═════ Texto mostrado

Permítaseme poner algunos ejemplos. Si alguno preguntara a un católico de a pie quién es la piedra sobre la que se sustenta su iglesia respondería sin parpadear que esa piedra es el papa. Que así diga tiene lógica porque lo ha escuchado una y otra vez, pero la realidad es que semejante afirmación además de ser anti-bíblica constituye una muestra de sumisión a una usurpación espiritual de enorme trascendencia. En la Biblia, se indica claramente que la piedra de ángulo que sería rechazada por buena parte del pueblo judío sería no el papa – concepto totalmente desconocido en las Escrituras - sino el mesías tal y como afirmaba el salmista:

La piedra que desecharon los edificadores ha venido a ser la piedra principal del ángulo. Obra de YHVH es esto; admirable a nuestros ojos.… (Salmo 118: 22-23 ).

El mismo Jesús se aplicó a si mismo el cumplimiento de la profecía y señaló las consecuencias de rechazarlo a él como esa piedra sobre la que se sustentaría el edificio de Dios:

Oíd otra parábola: Hubo un hombre, padre de familia, el cual plantó una viña, la cercó de vallado, cavó en ella un lagar, edificó una torre, y la arrendó a unos labradores, y se fue lejos. Y cuando se acercó el tiempo de los frutos, envió sus siervos a los labradores, para que recibiesen sus frutos. Mas los labradores, tomando a los siervos, a uno golpearon, a otro mataron, y a otro apedrearon. Envió de nuevo otros siervos, más que los primeros; e hicieron con ellos de la misma manera. Finalmente les envió a su hijo, diciendo: Tendrán respeto a mi hijo. Pero los labradores, cuando vieron al hijo, dijeron entre sí: Este es el heredero; venid, matémoslo, y apoderémonos de su heredad. Y tomándole, lo echaron fuera de la viña, y lo mataron. Cuando venga, pues, el señor de la viña, ¿qué hará a aquellos labradores? Le dijeron: A los malos destruirá sin misericordia, y arrendará su viña a otros labradores, que le paguen el fruto a su tiempo. Jesús les dijo: ¿Nunca leísteis en las Escrituras:
La piedra que desecharon los edificadores,
Ha venido a ser cabeza del ángulo.
El Señor ha hecho esto,
Y es cosa maravillosa a nuestros ojos?

Por tanto os digo, que el reino de Dios será quitado de vosotros, y será dado a gente que produzca los frutos de él.

(Mateo 21: 33-43).

Jesús no pudo ser más claro. Apelando a la autoridad espiritual que sólo puede venir de la Biblia, señaló que la única piedra era el mesías y el que intentara sustituirla por otra no tendría lugar en el Reino de Dios.

══════════
═════ Datos

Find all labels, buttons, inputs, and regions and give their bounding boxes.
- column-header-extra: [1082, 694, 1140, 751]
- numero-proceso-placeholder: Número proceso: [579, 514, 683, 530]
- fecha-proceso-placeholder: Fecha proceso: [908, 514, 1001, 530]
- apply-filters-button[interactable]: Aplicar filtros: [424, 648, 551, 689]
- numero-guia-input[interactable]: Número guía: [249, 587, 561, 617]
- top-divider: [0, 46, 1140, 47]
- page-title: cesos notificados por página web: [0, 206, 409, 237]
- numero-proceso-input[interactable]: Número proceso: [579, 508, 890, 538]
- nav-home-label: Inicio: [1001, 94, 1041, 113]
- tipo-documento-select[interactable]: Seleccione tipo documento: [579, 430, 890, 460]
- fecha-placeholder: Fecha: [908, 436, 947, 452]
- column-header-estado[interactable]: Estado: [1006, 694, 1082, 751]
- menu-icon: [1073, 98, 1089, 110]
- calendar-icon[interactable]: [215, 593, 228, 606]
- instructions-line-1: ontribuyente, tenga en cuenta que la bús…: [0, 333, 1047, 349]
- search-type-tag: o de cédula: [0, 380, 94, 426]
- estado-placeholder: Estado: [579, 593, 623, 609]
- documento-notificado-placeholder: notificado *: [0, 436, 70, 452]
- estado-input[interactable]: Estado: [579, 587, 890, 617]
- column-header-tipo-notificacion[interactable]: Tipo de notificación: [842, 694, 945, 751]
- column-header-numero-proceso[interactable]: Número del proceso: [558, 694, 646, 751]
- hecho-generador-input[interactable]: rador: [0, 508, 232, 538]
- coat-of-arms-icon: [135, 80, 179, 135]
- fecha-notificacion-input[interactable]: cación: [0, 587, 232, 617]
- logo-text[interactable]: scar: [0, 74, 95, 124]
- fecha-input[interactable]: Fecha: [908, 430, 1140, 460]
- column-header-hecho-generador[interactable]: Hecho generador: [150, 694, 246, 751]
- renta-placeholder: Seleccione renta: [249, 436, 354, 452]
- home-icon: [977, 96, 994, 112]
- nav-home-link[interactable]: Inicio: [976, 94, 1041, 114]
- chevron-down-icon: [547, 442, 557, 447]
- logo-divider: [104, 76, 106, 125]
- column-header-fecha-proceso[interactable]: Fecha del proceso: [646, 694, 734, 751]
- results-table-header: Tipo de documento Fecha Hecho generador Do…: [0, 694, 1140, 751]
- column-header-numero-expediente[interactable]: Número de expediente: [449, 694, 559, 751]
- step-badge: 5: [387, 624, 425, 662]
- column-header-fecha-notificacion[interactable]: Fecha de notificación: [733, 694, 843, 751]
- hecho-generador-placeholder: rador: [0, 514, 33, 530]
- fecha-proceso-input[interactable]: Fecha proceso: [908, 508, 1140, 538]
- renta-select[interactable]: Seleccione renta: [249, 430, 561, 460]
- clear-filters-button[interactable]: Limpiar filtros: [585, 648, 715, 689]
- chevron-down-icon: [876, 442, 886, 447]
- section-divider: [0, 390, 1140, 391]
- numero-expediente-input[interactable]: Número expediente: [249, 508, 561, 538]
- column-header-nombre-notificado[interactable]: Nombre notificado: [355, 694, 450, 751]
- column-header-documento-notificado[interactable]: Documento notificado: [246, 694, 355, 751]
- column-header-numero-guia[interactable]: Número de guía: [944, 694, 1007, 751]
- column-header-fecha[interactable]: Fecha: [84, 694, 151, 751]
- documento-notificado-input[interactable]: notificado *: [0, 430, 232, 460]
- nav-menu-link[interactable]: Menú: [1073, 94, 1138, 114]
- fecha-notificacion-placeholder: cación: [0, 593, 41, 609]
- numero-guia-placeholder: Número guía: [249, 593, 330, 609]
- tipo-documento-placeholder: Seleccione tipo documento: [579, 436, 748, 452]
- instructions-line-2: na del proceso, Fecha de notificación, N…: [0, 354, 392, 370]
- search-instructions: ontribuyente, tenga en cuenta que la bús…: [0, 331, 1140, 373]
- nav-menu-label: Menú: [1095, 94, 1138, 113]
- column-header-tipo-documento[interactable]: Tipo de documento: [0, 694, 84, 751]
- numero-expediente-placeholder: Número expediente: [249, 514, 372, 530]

══════════

Ejercicio:
Responde con lo que dice el texto sobre la piedra del ángulo:
(a) ¿Qué contestaría un católico de a pie si le preguntaran quién es la piedra sobre la que se sustenta su iglesia?
(b) ¿Qué salmo y qué versículos se citan?
(c) En la parábola de la viña, ¿qué hicieron los labradores con el hijo?

Respuesta:
(a) Que esa piedra es el papa.
(b) Salmo 118: 22-23.
(c) Lo echaron fuera de la viña y lo mataron.